[Stated task] Copy out all the lines where "coverage" shows up.

[Recorded data]
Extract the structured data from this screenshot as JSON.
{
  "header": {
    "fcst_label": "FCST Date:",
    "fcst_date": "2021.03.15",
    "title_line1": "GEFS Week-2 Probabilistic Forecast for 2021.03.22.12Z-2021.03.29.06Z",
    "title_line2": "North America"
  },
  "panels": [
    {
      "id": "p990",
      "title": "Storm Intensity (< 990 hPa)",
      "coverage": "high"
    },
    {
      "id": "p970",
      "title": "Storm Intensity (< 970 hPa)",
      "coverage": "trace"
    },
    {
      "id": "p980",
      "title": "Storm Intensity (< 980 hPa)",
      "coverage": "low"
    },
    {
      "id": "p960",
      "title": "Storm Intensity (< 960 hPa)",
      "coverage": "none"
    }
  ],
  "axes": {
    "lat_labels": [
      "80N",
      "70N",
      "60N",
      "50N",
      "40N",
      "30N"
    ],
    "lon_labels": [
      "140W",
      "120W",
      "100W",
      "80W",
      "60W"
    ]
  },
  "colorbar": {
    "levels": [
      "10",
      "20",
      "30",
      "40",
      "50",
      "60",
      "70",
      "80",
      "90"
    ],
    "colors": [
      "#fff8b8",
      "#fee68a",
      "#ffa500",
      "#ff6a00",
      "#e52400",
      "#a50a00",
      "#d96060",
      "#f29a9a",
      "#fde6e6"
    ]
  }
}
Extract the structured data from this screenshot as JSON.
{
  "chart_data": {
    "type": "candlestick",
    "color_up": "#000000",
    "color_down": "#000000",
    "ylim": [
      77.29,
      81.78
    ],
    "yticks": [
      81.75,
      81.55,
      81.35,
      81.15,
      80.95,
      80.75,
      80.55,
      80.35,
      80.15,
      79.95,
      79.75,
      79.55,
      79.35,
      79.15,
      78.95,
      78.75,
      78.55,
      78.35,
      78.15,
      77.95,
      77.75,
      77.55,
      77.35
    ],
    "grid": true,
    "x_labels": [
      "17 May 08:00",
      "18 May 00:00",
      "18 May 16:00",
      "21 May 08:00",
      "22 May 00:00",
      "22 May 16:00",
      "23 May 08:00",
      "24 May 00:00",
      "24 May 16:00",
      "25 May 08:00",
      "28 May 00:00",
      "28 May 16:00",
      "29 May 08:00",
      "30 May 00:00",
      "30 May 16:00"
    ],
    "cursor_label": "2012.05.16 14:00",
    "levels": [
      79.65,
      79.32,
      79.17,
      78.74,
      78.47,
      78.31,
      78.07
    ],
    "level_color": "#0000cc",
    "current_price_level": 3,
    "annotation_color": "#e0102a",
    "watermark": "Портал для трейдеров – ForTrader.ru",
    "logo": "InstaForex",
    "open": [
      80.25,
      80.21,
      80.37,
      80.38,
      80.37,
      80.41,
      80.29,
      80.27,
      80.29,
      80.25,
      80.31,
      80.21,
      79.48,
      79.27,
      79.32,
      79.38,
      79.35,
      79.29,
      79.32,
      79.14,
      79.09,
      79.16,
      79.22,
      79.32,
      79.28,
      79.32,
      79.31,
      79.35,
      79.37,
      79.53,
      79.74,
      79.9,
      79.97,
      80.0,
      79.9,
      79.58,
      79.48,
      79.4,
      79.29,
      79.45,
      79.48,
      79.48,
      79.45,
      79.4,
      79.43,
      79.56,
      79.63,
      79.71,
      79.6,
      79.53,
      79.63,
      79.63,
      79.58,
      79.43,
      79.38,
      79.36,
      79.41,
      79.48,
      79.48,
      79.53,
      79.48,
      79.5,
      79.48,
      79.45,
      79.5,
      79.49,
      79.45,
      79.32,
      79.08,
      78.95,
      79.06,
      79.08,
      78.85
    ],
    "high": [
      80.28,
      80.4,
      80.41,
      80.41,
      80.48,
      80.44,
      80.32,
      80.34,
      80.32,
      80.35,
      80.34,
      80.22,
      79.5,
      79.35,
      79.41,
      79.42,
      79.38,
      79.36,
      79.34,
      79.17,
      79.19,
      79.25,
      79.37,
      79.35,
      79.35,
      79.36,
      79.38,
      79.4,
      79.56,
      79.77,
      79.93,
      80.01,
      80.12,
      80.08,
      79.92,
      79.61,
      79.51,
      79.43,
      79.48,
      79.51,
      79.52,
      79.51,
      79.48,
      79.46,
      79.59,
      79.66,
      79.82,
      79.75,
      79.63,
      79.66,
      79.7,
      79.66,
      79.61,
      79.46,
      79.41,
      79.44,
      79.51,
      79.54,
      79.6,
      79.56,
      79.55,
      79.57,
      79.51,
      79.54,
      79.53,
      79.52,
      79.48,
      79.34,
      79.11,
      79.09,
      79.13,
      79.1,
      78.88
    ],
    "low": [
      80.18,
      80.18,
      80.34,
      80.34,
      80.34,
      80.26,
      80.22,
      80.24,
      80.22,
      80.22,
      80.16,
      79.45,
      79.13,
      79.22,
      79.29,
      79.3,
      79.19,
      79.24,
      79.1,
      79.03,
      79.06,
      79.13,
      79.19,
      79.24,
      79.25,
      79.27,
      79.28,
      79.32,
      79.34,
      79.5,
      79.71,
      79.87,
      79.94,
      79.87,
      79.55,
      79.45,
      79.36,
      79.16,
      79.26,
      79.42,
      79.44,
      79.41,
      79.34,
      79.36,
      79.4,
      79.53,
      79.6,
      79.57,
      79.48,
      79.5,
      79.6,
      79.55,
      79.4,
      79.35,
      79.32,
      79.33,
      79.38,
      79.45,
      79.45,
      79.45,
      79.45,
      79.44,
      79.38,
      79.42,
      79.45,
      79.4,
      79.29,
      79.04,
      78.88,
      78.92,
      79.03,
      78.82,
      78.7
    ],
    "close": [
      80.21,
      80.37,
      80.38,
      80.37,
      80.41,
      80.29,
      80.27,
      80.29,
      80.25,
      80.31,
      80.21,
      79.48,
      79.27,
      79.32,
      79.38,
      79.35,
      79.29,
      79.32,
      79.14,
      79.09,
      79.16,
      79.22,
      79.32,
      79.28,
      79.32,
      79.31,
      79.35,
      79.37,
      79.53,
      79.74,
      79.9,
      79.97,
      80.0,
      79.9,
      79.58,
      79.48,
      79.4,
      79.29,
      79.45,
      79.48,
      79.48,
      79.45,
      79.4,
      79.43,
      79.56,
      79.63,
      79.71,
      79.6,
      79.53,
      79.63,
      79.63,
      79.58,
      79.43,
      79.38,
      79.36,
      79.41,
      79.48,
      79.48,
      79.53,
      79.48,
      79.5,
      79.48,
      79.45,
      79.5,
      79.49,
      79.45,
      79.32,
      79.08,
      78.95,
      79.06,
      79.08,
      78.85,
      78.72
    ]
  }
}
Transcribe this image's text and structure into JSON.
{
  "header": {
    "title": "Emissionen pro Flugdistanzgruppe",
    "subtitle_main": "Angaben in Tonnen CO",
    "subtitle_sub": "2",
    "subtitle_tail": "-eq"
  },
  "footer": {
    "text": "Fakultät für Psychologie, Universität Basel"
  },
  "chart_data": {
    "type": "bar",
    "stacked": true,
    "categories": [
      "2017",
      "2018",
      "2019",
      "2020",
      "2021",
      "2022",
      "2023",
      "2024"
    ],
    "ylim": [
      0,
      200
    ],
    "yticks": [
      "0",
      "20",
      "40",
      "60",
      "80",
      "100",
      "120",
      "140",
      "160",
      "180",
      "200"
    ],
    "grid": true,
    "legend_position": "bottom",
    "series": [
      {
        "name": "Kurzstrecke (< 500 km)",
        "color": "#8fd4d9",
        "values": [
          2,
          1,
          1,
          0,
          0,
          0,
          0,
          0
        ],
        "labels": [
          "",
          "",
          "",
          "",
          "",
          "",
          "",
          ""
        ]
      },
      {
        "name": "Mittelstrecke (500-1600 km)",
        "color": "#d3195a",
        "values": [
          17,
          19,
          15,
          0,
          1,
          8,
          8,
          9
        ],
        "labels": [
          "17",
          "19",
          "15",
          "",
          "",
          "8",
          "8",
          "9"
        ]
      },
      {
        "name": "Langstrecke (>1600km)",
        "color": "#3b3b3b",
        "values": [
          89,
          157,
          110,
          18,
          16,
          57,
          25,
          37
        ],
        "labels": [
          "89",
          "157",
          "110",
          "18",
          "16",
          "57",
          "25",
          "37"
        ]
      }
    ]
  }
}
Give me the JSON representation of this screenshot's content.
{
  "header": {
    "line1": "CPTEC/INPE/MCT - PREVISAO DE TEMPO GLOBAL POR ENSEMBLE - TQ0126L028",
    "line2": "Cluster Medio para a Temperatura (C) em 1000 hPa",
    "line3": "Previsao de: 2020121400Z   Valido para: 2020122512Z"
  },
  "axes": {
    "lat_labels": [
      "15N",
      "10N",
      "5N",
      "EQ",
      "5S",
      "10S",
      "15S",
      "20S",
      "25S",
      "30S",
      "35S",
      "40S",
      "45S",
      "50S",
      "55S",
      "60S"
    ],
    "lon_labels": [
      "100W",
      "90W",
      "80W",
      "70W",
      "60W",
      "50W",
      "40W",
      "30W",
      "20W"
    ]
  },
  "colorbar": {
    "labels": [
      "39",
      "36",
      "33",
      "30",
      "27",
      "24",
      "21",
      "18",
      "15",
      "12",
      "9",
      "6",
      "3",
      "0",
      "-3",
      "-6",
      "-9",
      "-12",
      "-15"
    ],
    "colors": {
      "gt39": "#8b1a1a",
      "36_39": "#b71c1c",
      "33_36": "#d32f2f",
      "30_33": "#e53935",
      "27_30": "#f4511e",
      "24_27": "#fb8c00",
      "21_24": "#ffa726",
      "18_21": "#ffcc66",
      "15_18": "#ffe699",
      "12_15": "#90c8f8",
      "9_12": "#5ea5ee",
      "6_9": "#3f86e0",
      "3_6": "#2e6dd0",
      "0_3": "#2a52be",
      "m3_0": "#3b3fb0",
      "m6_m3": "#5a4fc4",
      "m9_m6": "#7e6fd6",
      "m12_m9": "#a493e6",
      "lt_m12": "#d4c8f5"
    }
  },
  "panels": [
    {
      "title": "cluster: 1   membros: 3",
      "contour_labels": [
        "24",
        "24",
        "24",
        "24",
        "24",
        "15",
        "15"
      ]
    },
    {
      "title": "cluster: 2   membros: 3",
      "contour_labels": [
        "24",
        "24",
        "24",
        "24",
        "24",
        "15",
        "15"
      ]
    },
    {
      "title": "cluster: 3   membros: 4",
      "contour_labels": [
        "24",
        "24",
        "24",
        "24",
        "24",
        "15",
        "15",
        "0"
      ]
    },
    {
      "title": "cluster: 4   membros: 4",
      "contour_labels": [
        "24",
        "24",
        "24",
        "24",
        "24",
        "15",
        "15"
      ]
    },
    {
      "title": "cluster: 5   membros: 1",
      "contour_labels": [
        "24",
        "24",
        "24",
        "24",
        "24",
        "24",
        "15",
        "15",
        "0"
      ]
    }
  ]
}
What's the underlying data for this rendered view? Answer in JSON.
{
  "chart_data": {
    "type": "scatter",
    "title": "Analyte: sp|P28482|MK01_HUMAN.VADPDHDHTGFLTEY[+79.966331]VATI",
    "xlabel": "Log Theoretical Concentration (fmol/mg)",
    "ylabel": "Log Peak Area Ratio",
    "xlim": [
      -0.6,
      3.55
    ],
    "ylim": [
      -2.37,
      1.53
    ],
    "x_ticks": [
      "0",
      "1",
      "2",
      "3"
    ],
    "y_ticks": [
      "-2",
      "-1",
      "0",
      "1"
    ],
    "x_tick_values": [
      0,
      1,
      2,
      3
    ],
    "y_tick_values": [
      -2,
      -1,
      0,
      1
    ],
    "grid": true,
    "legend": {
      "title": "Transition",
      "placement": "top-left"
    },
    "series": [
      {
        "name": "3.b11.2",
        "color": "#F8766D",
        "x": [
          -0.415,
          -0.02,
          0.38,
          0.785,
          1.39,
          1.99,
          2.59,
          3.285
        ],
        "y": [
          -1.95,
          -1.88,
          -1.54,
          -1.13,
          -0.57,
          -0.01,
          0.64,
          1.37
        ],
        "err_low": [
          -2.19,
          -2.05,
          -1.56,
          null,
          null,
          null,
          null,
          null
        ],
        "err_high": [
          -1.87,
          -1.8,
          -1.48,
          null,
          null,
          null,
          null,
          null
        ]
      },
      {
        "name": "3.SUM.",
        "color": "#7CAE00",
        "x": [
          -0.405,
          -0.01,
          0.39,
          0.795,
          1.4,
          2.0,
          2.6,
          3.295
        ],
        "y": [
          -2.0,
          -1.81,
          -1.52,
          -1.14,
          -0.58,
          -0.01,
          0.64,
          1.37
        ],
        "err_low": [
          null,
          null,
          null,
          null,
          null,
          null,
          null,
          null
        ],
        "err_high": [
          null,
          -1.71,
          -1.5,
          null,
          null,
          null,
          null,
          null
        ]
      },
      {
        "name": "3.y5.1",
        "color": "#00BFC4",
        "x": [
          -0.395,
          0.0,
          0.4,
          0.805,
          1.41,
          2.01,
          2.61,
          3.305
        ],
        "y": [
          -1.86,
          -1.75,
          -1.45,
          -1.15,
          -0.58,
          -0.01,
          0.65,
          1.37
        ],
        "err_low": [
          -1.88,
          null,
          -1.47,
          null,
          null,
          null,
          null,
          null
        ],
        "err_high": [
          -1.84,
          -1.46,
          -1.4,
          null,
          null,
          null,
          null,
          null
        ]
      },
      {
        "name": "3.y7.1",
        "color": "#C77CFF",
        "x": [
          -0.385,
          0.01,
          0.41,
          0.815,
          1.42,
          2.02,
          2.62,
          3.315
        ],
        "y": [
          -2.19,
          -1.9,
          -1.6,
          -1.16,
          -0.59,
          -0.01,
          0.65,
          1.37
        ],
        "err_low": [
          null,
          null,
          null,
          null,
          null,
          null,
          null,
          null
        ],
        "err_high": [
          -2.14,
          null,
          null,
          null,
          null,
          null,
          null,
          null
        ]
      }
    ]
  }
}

[Complete response]
      "coverage": "high"
      "coverage": "trace"
      "coverage": "low"
      "coverage": "none"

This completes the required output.